#### [Figure dataset records]

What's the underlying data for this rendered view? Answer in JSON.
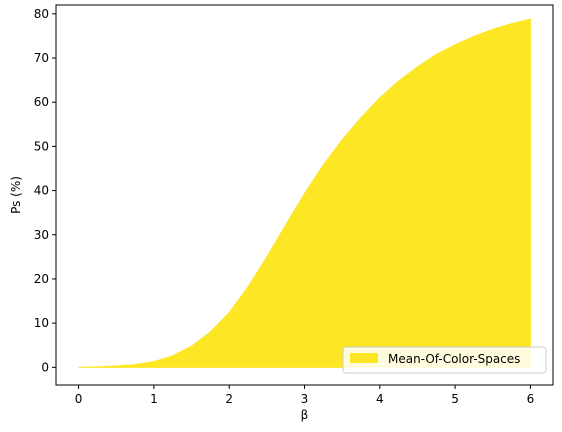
{
  "chart_data": {
    "type": "area",
    "xlabel": "β",
    "ylabel": "Ps (%)",
    "xlim": [
      -0.3,
      6.3
    ],
    "ylim": [
      -4,
      82
    ],
    "xticks": [
      "0",
      "1",
      "2",
      "3",
      "4",
      "5",
      "6"
    ],
    "yticks": [
      "0",
      "10",
      "20",
      "30",
      "40",
      "50",
      "60",
      "70",
      "80"
    ],
    "grid": false,
    "legend_position": "bottom-right",
    "series": [
      {
        "name": "Mean-Of-Color-Spaces",
        "color": "#fde725",
        "x": [
          0,
          0.25,
          0.5,
          0.75,
          1.0,
          1.25,
          1.5,
          1.75,
          2.0,
          2.25,
          2.5,
          2.75,
          3.0,
          3.25,
          3.5,
          3.75,
          4.0,
          4.25,
          4.5,
          4.75,
          5.0,
          5.25,
          5.5,
          5.75,
          6.0
        ],
        "values": [
          0.0,
          0.1,
          0.3,
          0.6,
          1.3,
          2.6,
          4.8,
          8.0,
          12.4,
          18.2,
          25.0,
          32.2,
          39.3,
          45.8,
          51.5,
          56.5,
          61.0,
          64.8,
          68.0,
          70.8,
          73.0,
          74.9,
          76.5,
          77.8,
          78.8
        ]
      }
    ]
  }
}
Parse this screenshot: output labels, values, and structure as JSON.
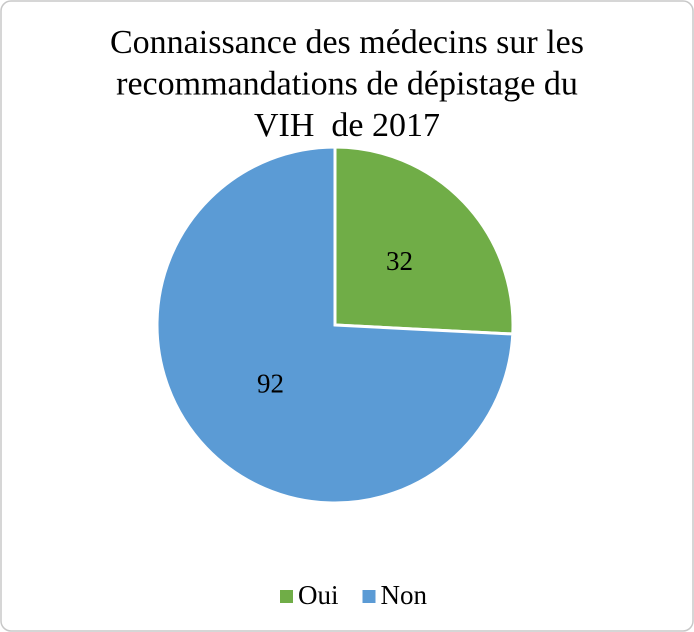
{
  "chart_data": {
    "type": "pie",
    "title": [
      "Connaissance des médecins sur les",
      "recommandations de dépistage du",
      "VIH  de 2017"
    ],
    "categories": [
      "Oui",
      "Non"
    ],
    "values": [
      32,
      92
    ],
    "colors": [
      "#70ad47",
      "#5b9bd5"
    ],
    "legend": "bottom"
  }
}
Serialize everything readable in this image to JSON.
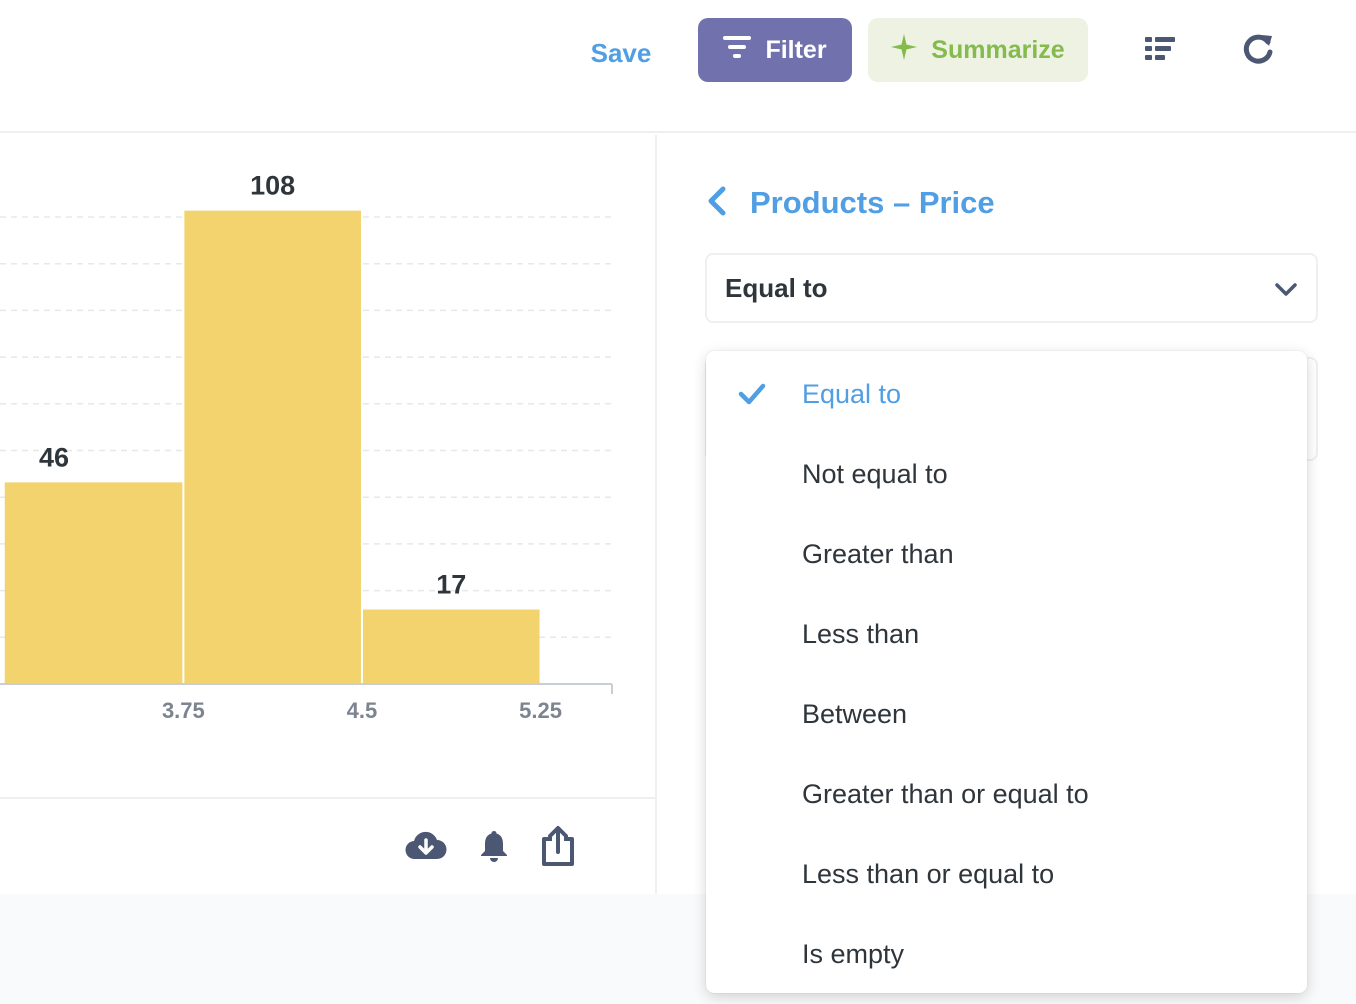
{
  "header": {
    "save_label": "Save",
    "filter_label": "Filter",
    "summarize_label": "Summarize"
  },
  "colors": {
    "accent": "#509ee3",
    "filter": "#7172ad",
    "summarize": "#84bb4c",
    "bar": "#f2d36e"
  },
  "chart_data": {
    "type": "bar",
    "bins": [
      {
        "x_start": 3.0,
        "x_end": 3.75,
        "value": 46
      },
      {
        "x_start": 3.75,
        "x_end": 4.5,
        "value": 108
      },
      {
        "x_start": 4.5,
        "x_end": 5.25,
        "value": 17
      }
    ],
    "x_ticks": [
      "3.75",
      "4.5",
      "5.25"
    ],
    "x_tick_values": [
      3.75,
      4.5,
      5.25
    ],
    "visible_x_range": [
      2.98,
      5.55
    ],
    "ylim": [
      0,
      115
    ],
    "grid": true,
    "data_labels": true
  },
  "filter_panel": {
    "back_title": "Products – Price",
    "operator_selected": "Equal to",
    "operators": [
      {
        "label": "Equal to",
        "selected": true
      },
      {
        "label": "Not equal to",
        "selected": false
      },
      {
        "label": "Greater than",
        "selected": false
      },
      {
        "label": "Less than",
        "selected": false
      },
      {
        "label": "Between",
        "selected": false
      },
      {
        "label": "Greater than or equal to",
        "selected": false
      },
      {
        "label": "Less than or equal to",
        "selected": false
      },
      {
        "label": "Is empty",
        "selected": false
      }
    ]
  },
  "icons": {
    "filter": "filter-icon",
    "summarize": "sparkle-icon",
    "list": "list-icon",
    "refresh": "refresh-icon",
    "download": "download-icon",
    "bell": "bell-icon",
    "share": "share-icon",
    "back": "chevron-left-icon",
    "select": "chevron-down-icon",
    "check": "check-icon"
  }
}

#### [GIVEN INSTRUCTION]
Provide the number of lines in the entries that include "this", and no other text.

#### [WRITTEN RESPONSE]
3